Written task: Output the data below in full, character for character.

Stored data entries:
====

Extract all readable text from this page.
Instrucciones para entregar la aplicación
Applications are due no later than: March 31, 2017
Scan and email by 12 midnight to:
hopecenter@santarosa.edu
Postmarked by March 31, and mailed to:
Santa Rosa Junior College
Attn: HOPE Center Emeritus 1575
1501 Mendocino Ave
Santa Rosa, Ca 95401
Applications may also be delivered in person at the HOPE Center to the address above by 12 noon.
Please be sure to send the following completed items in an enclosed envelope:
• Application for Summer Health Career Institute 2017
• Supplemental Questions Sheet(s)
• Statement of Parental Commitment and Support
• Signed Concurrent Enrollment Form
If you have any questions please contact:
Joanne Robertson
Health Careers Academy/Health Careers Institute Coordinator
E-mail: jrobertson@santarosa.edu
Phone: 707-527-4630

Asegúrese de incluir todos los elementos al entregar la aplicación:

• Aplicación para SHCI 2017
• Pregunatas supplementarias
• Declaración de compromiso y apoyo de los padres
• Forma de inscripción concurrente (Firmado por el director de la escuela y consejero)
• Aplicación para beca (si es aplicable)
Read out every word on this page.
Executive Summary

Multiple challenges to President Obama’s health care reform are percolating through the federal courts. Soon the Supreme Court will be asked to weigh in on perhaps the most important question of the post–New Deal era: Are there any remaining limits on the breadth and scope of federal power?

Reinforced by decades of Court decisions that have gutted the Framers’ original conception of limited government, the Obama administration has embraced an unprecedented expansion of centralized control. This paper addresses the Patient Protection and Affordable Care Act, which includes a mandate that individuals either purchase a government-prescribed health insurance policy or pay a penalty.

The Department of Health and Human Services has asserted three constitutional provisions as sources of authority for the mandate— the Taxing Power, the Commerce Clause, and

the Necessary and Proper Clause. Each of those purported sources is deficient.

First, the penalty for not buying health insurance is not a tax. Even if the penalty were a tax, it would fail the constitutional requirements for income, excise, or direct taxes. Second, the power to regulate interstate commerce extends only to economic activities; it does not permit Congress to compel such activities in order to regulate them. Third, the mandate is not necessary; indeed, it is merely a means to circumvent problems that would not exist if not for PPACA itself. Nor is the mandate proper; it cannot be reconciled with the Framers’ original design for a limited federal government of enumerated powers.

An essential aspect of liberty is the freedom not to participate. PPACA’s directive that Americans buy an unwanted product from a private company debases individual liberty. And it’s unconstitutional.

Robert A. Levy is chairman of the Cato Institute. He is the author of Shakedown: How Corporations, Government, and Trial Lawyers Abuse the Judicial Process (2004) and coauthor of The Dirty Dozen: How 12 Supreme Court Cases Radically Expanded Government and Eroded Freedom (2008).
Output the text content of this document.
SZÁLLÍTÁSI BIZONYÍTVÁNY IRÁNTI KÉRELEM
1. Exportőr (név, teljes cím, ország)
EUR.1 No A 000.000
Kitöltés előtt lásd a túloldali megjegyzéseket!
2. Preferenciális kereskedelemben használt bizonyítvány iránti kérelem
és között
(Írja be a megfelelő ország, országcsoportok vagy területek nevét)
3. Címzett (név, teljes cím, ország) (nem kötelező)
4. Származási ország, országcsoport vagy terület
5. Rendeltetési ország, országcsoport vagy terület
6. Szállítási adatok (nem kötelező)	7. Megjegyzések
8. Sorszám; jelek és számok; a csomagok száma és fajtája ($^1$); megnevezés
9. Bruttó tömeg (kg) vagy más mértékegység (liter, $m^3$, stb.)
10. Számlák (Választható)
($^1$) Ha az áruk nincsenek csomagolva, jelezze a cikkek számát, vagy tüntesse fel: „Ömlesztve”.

====

Result of the task:
Extract all readable text from this page.
Instrucciones para entregar la aplicación
Applications are due no later than: March 31, 2017
Scan and email by 12 midnight to:
hopecenter@santarosa.edu
Postmarked by March 31, and mailed to:
Santa Rosa Junior College
Attn: HOPE Center Emeritus 1575
1501 Mendocino Ave
Santa Rosa, Ca 95401
Applications may also be delivered in person at the HOPE Center to the address above by 12 noon.
Please be sure to send the following completed items in an enclosed envelope:
• Application for Summer Health Career Institute 2017
• Supplemental Questions Sheet(s)
• Statement of Parental Commitment and Support
• Signed Concurrent Enrollment Form
If you have any questions please contact:
Joanne Robertson
Health Careers Academy/Health Careers Institute Coordinator
E-mail: jrobertson@santarosa.edu
Phone: 707-527-4630

Asegúrese de incluir todos los elementos al entregar la aplicación:

• Aplicación para SHCI 2017
• Pregunatas supplementarias
• Declaración de compromiso y apoyo de los padres
• Forma de inscripción concurrente (Firmado por el director de la escuela y consejero)
• Aplicación para beca (si es aplicable)
Read out every word on this page.
Executive Summary

Multiple challenges to President Obama’s health care reform are percolating through the federal courts. Soon the Supreme Court will be asked to weigh in on perhaps the most important question of the post–New Deal era: Are there any remaining limits on the breadth and scope of federal power?

Reinforced by decades of Court decisions that have gutted the Framers’ original conception of limited government, the Obama administration has embraced an unprecedented expansion of centralized control. This paper addresses the Patient Protection and Affordable Care Act, which includes a mandate that individuals either purchase a government-prescribed health insurance policy or pay a penalty.

The Department of Health and Human Services has asserted three constitutional provisions as sources of authority for the mandate— the Taxing Power, the Commerce Clause, and

the Necessary and Proper Clause. Each of those purported sources is deficient.

First, the penalty for not buying health insurance is not a tax. Even if the penalty were a tax, it would fail the constitutional requirements for income, excise, or direct taxes. Second, the power to regulate interstate commerce extends only to economic activities; it does not permit Congress to compel such activities in order to regulate them. Third, the mandate is not necessary; indeed, it is merely a means to circumvent problems that would not exist if not for PPACA itself. Nor is the mandate proper; it cannot be reconciled with the Framers’ original design for a limited federal government of enumerated powers.

An essential aspect of liberty is the freedom not to participate. PPACA’s directive that Americans buy an unwanted product from a private company debases individual liberty. And it’s unconstitutional.

Robert A. Levy is chairman of the Cato Institute. He is the author of Shakedown: How Corporations, Government, and Trial Lawyers Abuse the Judicial Process (2004) and coauthor of The Dirty Dozen: How 12 Supreme Court Cases Radically Expanded Government and Eroded Freedom (2008).
Output the text content of this document.
SZÁLLÍTÁSI BIZONYÍTVÁNY IRÁNTI KÉRELEM
1. Exportőr (név, teljes cím, ország)
EUR.1 No A 000.000
Kitöltés előtt lásd a túloldali megjegyzéseket!
2. Preferenciális kereskedelemben használt bizonyítvány iránti kérelem
és között
(Írja be a megfelelő ország, országcsoportok vagy területek nevét)
3. Címzett (név, teljes cím, ország) (nem kötelező)
4. Származási ország, országcsoport vagy terület
5. Rendeltetési ország, országcsoport vagy terület
6. Szállítási adatok (nem kötelező)	7. Megjegyzések
8. Sorszám; jelek és számok; a csomagok száma és fajtája ($^1$); megnevezés
9. Bruttó tömeg (kg) vagy más mértékegység (liter, $m^3$, stb.)
10. Számlák (Választható)
($^1$) Ha az áruk nincsenek csomagolva, jelezze a cikkek számát, vagy tüntesse fel: „Ömlesztve”.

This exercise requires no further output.